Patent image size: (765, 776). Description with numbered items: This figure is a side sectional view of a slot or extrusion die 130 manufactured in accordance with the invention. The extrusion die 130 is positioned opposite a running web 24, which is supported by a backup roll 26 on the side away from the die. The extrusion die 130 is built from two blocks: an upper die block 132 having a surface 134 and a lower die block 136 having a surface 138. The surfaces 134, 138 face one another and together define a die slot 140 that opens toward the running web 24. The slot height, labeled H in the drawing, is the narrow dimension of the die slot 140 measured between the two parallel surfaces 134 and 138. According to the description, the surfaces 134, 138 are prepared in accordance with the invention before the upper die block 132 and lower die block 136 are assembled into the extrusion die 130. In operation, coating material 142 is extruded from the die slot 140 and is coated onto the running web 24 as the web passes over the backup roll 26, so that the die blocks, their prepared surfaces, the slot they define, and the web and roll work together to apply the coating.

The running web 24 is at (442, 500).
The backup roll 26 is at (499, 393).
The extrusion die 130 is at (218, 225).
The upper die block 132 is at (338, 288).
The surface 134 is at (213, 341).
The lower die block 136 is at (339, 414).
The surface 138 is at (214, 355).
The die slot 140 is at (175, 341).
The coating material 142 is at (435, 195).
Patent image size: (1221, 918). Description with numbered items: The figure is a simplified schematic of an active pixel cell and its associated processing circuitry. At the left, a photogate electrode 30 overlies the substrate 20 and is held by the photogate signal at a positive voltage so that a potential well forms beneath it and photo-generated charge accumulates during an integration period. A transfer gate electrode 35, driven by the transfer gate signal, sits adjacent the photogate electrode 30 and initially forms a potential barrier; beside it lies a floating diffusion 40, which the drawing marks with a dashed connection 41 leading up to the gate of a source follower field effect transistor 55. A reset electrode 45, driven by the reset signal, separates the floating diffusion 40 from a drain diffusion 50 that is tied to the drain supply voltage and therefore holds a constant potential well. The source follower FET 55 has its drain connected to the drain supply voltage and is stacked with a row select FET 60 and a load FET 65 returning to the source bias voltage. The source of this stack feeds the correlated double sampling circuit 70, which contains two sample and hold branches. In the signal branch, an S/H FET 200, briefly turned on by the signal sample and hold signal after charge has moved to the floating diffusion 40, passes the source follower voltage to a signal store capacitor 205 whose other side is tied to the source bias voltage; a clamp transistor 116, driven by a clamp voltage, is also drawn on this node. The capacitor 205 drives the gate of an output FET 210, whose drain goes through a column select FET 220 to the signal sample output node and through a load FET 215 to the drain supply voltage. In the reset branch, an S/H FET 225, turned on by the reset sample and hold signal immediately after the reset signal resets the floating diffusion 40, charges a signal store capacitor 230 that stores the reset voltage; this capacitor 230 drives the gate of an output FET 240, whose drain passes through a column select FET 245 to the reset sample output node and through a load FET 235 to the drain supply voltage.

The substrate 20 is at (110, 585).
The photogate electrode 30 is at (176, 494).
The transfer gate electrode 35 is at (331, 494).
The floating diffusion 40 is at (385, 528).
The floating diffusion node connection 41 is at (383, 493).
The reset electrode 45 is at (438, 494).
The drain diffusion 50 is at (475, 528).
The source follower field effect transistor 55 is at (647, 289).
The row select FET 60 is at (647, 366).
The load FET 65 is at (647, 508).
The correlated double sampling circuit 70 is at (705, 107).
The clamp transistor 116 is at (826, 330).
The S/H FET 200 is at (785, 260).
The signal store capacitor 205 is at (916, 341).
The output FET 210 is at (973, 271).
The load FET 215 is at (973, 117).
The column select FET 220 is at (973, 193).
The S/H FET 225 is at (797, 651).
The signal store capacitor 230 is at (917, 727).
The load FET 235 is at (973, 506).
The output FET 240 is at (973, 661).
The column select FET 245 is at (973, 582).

> **TASK TO CARRY OUT**
Please retype all of the items above word for word, keeping every line unchanged.

> **SOLVED EXERCISE**
Patent image size: (765, 776). Description with numbered items: This figure is a side sectional view of a slot or extrusion die 130 manufactured in accordance with the invention. The extrusion die 130 is positioned opposite a running web 24, which is supported by a backup roll 26 on the side away from the die. The extrusion die 130 is built from two blocks: an upper die block 132 having a surface 134 and a lower die block 136 having a surface 138. The surfaces 134, 138 face one another and together define a die slot 140 that opens toward the running web 24. The slot height, labeled H in the drawing, is the narrow dimension of the die slot 140 measured between the two parallel surfaces 134 and 138. According to the description, the surfaces 134, 138 are prepared in accordance with the invention before the upper die block 132 and lower die block 136 are assembled into the extrusion die 130. In operation, coating material 142 is extruded from the die slot 140 and is coated onto the running web 24 as the web passes over the backup roll 26, so that the die blocks, their prepared surfaces, the slot they define, and the web and roll work together to apply the coating.

The running web 24 is at (442, 500).
The backup roll 26 is at (499, 393).
The extrusion die 130 is at (218, 225).
The upper die block 132 is at (338, 288).
The surface 134 is at (213, 341).
The lower die block 136 is at (339, 414).
The surface 138 is at (214, 355).
The die slot 140 is at (175, 341).
The coating material 142 is at (435, 195).
Patent image size: (1221, 918). Description with numbered items: The figure is a simplified schematic of an active pixel cell and its associated processing circuitry. At the left, a photogate electrode 30 overlies the substrate 20 and is held by the photogate signal at a positive voltage so that a potential well forms beneath it and photo-generated charge accumulates during an integration period. A transfer gate electrode 35, driven by the transfer gate signal, sits adjacent the photogate electrode 30 and initially forms a potential barrier; beside it lies a floating diffusion 40, which the drawing marks with a dashed connection 41 leading up to the gate of a source follower field effect transistor 55. A reset electrode 45, driven by the reset signal, separates the floating diffusion 40 from a drain diffusion 50 that is tied to the drain supply voltage and therefore holds a constant potential well. The source follower FET 55 has its drain connected to the drain supply voltage and is stacked with a row select FET 60 and a load FET 65 returning to the source bias voltage. The source of this stack feeds the correlated double sampling circuit 70, which contains two sample and hold branches. In the signal branch, an S/H FET 200, briefly turned on by the signal sample and hold signal after charge has moved to the floating diffusion 40, passes the source follower voltage to a signal store capacitor 205 whose other side is tied to the source bias voltage; a clamp transistor 116, driven by a clamp voltage, is also drawn on this node. The capacitor 205 drives the gate of an output FET 210, whose drain goes through a column select FET 220 to the signal sample output node and through a load FET 215 to the drain supply voltage. In the reset branch, an S/H FET 225, turned on by the reset sample and hold signal immediately after the reset signal resets the floating diffusion 40, charges a signal store capacitor 230 that stores the reset voltage; this capacitor 230 drives the gate of an output FET 240, whose drain passes through a column select FET 245 to the reset sample output node and through a load FET 235 to the drain supply voltage.

The substrate 20 is at (110, 585).
The photogate electrode 30 is at (176, 494).
The transfer gate electrode 35 is at (331, 494).
The floating diffusion 40 is at (385, 528).
The floating diffusion node connection 41 is at (383, 493).
The reset electrode 45 is at (438, 494).
The drain diffusion 50 is at (475, 528).
The source follower field effect transistor 55 is at (647, 289).
The row select FET 60 is at (647, 366).
The load FET 65 is at (647, 508).
The correlated double sampling circuit 70 is at (705, 107).
The clamp transistor 116 is at (826, 330).
The S/H FET 200 is at (785, 260).
The signal store capacitor 205 is at (916, 341).
The output FET 210 is at (973, 271).
The load FET 215 is at (973, 117).
The column select FET 220 is at (973, 193).
The S/H FET 225 is at (797, 651).
The signal store capacitor 230 is at (917, 727).
The load FET 235 is at (973, 506).
The output FET 240 is at (973, 661).
The column select FET 245 is at (973, 582).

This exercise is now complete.